# Directive:
Provide the data again in its entirety, exactly as given.

Records from a dataset
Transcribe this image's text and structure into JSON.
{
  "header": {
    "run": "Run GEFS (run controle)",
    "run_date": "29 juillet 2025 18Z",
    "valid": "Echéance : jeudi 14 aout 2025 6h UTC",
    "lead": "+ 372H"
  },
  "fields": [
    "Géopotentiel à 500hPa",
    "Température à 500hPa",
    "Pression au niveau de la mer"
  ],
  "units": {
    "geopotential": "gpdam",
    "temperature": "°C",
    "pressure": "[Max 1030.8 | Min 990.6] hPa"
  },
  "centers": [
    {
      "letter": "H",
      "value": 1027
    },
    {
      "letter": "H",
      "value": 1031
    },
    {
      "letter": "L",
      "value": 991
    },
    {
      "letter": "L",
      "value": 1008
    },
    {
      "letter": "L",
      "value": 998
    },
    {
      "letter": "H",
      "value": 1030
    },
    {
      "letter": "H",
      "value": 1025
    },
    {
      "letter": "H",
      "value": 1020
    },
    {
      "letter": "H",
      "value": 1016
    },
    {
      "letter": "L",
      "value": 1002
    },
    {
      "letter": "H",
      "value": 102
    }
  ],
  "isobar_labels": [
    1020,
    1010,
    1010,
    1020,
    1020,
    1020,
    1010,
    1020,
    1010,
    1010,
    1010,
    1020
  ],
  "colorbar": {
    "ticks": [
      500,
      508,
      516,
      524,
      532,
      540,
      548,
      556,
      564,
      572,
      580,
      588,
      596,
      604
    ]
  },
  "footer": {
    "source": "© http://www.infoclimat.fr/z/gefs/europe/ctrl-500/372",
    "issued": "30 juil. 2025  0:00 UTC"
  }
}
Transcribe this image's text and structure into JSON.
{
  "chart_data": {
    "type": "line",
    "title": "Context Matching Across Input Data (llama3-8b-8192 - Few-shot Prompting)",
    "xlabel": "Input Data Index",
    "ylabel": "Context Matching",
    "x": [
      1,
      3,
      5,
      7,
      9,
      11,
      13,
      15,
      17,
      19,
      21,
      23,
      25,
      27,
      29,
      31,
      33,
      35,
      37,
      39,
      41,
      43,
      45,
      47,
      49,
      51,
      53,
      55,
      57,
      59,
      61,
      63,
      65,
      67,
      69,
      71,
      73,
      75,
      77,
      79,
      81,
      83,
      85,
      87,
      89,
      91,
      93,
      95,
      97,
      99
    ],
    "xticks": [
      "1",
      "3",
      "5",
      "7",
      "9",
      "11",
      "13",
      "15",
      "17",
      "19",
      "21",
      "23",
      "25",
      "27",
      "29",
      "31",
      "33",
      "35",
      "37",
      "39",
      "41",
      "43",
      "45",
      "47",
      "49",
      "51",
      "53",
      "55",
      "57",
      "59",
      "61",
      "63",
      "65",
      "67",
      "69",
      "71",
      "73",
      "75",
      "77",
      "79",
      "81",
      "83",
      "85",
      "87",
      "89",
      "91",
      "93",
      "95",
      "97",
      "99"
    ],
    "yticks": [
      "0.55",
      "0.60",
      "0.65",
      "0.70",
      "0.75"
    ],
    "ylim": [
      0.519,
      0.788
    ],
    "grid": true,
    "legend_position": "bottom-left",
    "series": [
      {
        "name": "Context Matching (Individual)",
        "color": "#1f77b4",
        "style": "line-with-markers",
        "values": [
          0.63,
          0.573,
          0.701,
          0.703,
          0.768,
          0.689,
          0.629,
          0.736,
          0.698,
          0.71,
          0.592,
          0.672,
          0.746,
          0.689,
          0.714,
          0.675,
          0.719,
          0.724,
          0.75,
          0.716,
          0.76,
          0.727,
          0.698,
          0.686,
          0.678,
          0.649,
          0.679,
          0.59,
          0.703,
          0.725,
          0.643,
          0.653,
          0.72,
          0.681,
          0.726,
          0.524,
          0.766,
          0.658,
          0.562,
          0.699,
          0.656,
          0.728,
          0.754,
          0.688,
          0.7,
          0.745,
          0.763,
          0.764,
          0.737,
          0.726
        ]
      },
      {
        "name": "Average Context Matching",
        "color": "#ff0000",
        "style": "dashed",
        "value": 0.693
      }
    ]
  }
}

# Problem solution:
Transcribe this image's text and structure into JSON.
{
  "header": {
    "run": "Run GEFS (run controle)",
    "run_date": "29 juillet 2025 18Z",
    "valid": "Echéance : jeudi 14 aout 2025 6h UTC",
    "lead": "+ 372H"
  },
  "fields": [
    "Géopotentiel à 500hPa",
    "Température à 500hPa",
    "Pression au niveau de la mer"
  ],
  "units": {
    "geopotential": "gpdam",
    "temperature": "°C",
    "pressure": "[Max 1030.8 | Min 990.6] hPa"
  },
  "centers": [
    {
      "letter": "H",
      "value": 1027
    },
    {
      "letter": "H",
      "value": 1031
    },
    {
      "letter": "L",
      "value": 991
    },
    {
      "letter": "L",
      "value": 1008
    },
    {
      "letter": "L",
      "value": 998
    },
    {
      "letter": "H",
      "value": 1030
    },
    {
      "letter": "H",
      "value": 1025
    },
    {
      "letter": "H",
      "value": 1020
    },
    {
      "letter": "H",
      "value": 1016
    },
    {
      "letter": "L",
      "value": 1002
    },
    {
      "letter": "H",
      "value": 102
    }
  ],
  "isobar_labels": [
    1020,
    1010,
    1010,
    1020,
    1020,
    1020,
    1010,
    1020,
    1010,
    1010,
    1010,
    1020
  ],
  "colorbar": {
    "ticks": [
      500,
      508,
      516,
      524,
      532,
      540,
      548,
      556,
      564,
      572,
      580,
      588,
      596,
      604
    ]
  },
  "footer": {
    "source": "© http://www.infoclimat.fr/z/gefs/europe/ctrl-500/372",
    "issued": "30 juil. 2025  0:00 UTC"
  }
}
Transcribe this image's text and structure into JSON.
{
  "chart_data": {
    "type": "line",
    "title": "Context Matching Across Input Data (llama3-8b-8192 - Few-shot Prompting)",
    "xlabel": "Input Data Index",
    "ylabel": "Context Matching",
    "x": [
      1,
      3,
      5,
      7,
      9,
      11,
      13,
      15,
      17,
      19,
      21,
      23,
      25,
      27,
      29,
      31,
      33,
      35,
      37,
      39,
      41,
      43,
      45,
      47,
      49,
      51,
      53,
      55,
      57,
      59,
      61,
      63,
      65,
      67,
      69,
      71,
      73,
      75,
      77,
      79,
      81,
      83,
      85,
      87,
      89,
      91,
      93,
      95,
      97,
      99
    ],
    "xticks": [
      "1",
      "3",
      "5",
      "7",
      "9",
      "11",
      "13",
      "15",
      "17",
      "19",
      "21",
      "23",
      "25",
      "27",
      "29",
      "31",
      "33",
      "35",
      "37",
      "39",
      "41",
      "43",
      "45",
      "47",
      "49",
      "51",
      "53",
      "55",
      "57",
      "59",
      "61",
      "63",
      "65",
      "67",
      "69",
      "71",
      "73",
      "75",
      "77",
      "79",
      "81",
      "83",
      "85",
      "87",
      "89",
      "91",
      "93",
      "95",
      "97",
      "99"
    ],
    "yticks": [
      "0.55",
      "0.60",
      "0.65",
      "0.70",
      "0.75"
    ],
    "ylim": [
      0.519,
      0.788
    ],
    "grid": true,
    "legend_position": "bottom-left",
    "series": [
      {
        "name": "Context Matching (Individual)",
        "color": "#1f77b4",
        "style": "line-with-markers",
        "values": [
          0.63,
          0.573,
          0.701,
          0.703,
          0.768,
          0.689,
          0.629,
          0.736,
          0.698,
          0.71,
          0.592,
          0.672,
          0.746,
          0.689,
          0.714,
          0.675,
          0.719,
          0.724,
          0.75,
          0.716,
          0.76,
          0.727,
          0.698,
          0.686,
          0.678,
          0.649,
          0.679,
          0.59,
          0.703,
          0.725,
          0.643,
          0.653,
          0.72,
          0.681,
          0.726,
          0.524,
          0.766,
          0.658,
          0.562,
          0.699,
          0.656,
          0.728,
          0.754,
          0.688,
          0.7,
          0.745,
          0.763,
          0.764,
          0.737,
          0.726
        ]
      },
      {
        "name": "Average Context Matching",
        "color": "#ff0000",
        "style": "dashed",
        "value": 0.693
      }
    ]
  }
}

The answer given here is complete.